• PROBLEM DESCRIPTION: Your task is to repeat the entries word for word while leaving out the pictures.
"""
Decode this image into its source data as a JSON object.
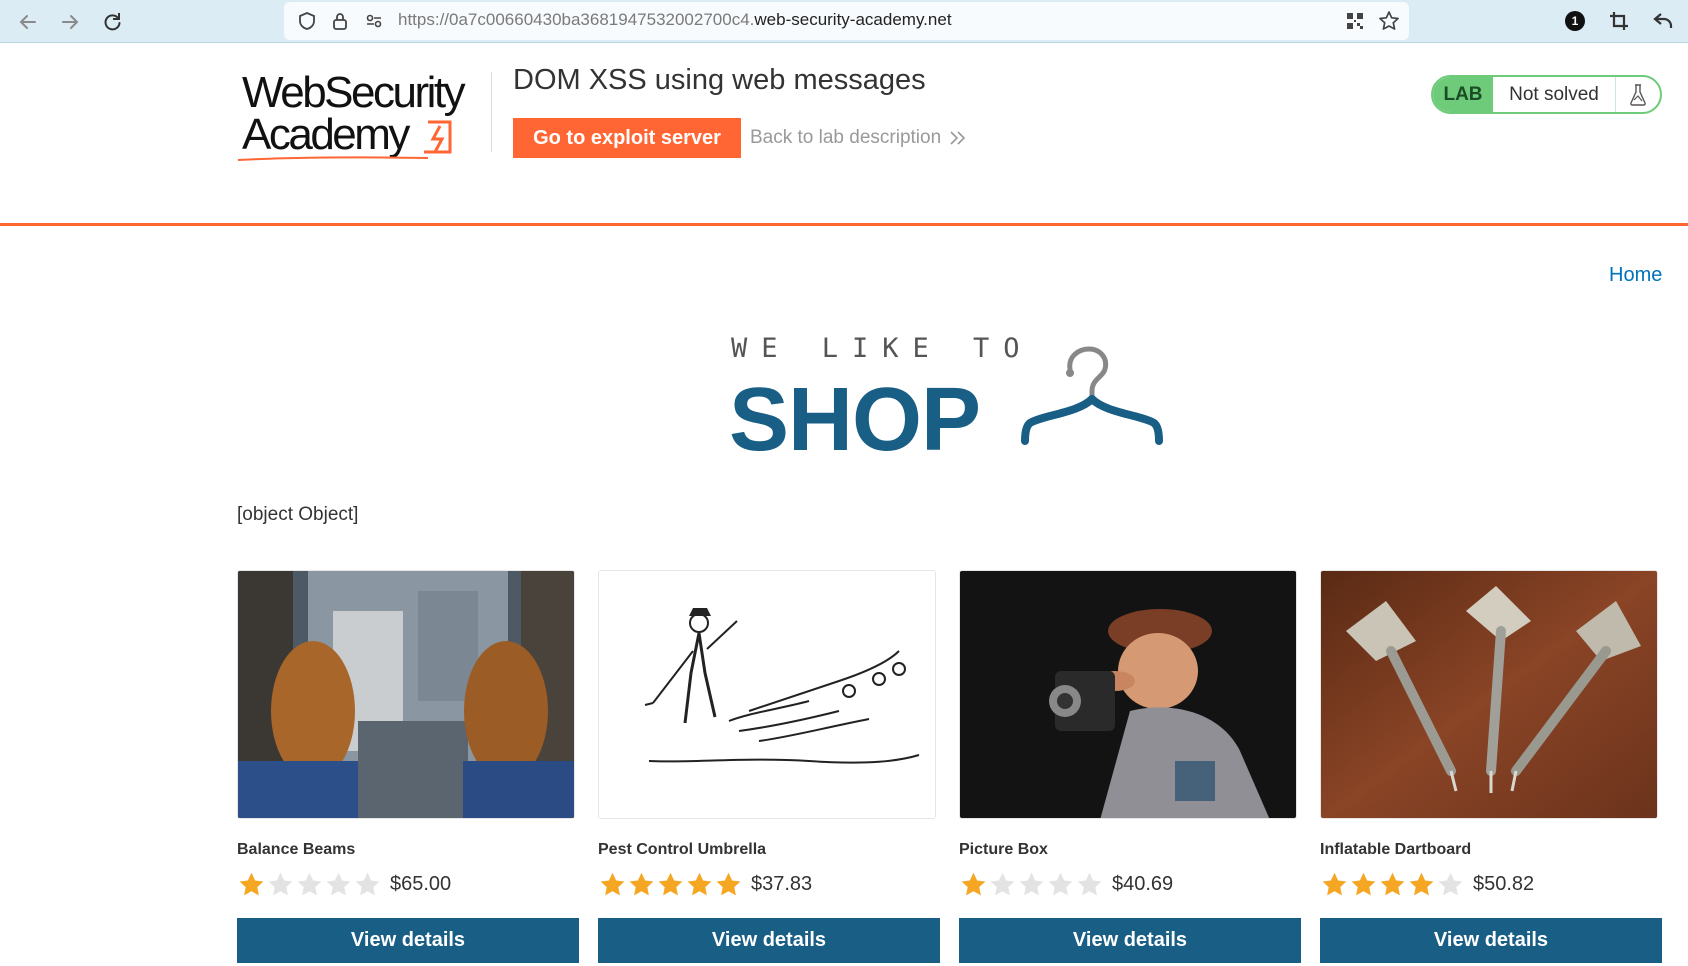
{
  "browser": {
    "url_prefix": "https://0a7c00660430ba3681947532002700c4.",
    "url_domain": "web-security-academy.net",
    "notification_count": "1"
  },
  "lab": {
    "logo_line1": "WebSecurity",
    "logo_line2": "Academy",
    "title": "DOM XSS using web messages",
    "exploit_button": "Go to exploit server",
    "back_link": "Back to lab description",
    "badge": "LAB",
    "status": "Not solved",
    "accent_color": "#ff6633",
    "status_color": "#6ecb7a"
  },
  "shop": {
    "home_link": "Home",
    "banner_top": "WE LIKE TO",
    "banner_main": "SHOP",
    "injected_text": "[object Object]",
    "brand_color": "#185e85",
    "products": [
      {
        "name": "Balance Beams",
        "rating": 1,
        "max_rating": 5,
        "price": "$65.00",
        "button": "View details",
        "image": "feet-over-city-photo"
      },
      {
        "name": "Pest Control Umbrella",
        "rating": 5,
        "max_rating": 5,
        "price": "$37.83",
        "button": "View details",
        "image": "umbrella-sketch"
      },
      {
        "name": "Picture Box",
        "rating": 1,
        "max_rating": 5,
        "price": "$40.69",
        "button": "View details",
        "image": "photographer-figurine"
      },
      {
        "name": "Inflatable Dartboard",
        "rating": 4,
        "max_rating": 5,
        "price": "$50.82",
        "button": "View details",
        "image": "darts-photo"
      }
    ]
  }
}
"""
• RESULT OF THIS TASK:
Decode this image into its source data as a JSON object.
{
  "browser": {
    "url_prefix": "https://0a7c00660430ba3681947532002700c4.",
    "url_domain": "web-security-academy.net",
    "notification_count": "1"
  },
  "lab": {
    "logo_line1": "WebSecurity",
    "logo_line2": "Academy",
    "title": "DOM XSS using web messages",
    "exploit_button": "Go to exploit server",
    "back_link": "Back to lab description",
    "badge": "LAB",
    "status": "Not solved",
    "accent_color": "#ff6633",
    "status_color": "#6ecb7a"
  },
  "shop": {
    "home_link": "Home",
    "banner_top": "WE LIKE TO",
    "banner_main": "SHOP",
    "injected_text": "[object Object]",
    "brand_color": "#185e85",
    "products": [
      {
        "name": "Balance Beams",
        "rating": 1,
        "max_rating": 5,
        "price": "$65.00",
        "button": "View details",
        "image": "feet-over-city-photo"
      },
      {
        "name": "Pest Control Umbrella",
        "rating": 5,
        "max_rating": 5,
        "price": "$37.83",
        "button": "View details",
        "image": "umbrella-sketch"
      },
      {
        "name": "Picture Box",
        "rating": 1,
        "max_rating": 5,
        "price": "$40.69",
        "button": "View details",
        "image": "photographer-figurine"
      },
      {
        "name": "Inflatable Dartboard",
        "rating": 4,
        "max_rating": 5,
        "price": "$50.82",
        "button": "View details",
        "image": "darts-photo"
      }
    ]
  }
}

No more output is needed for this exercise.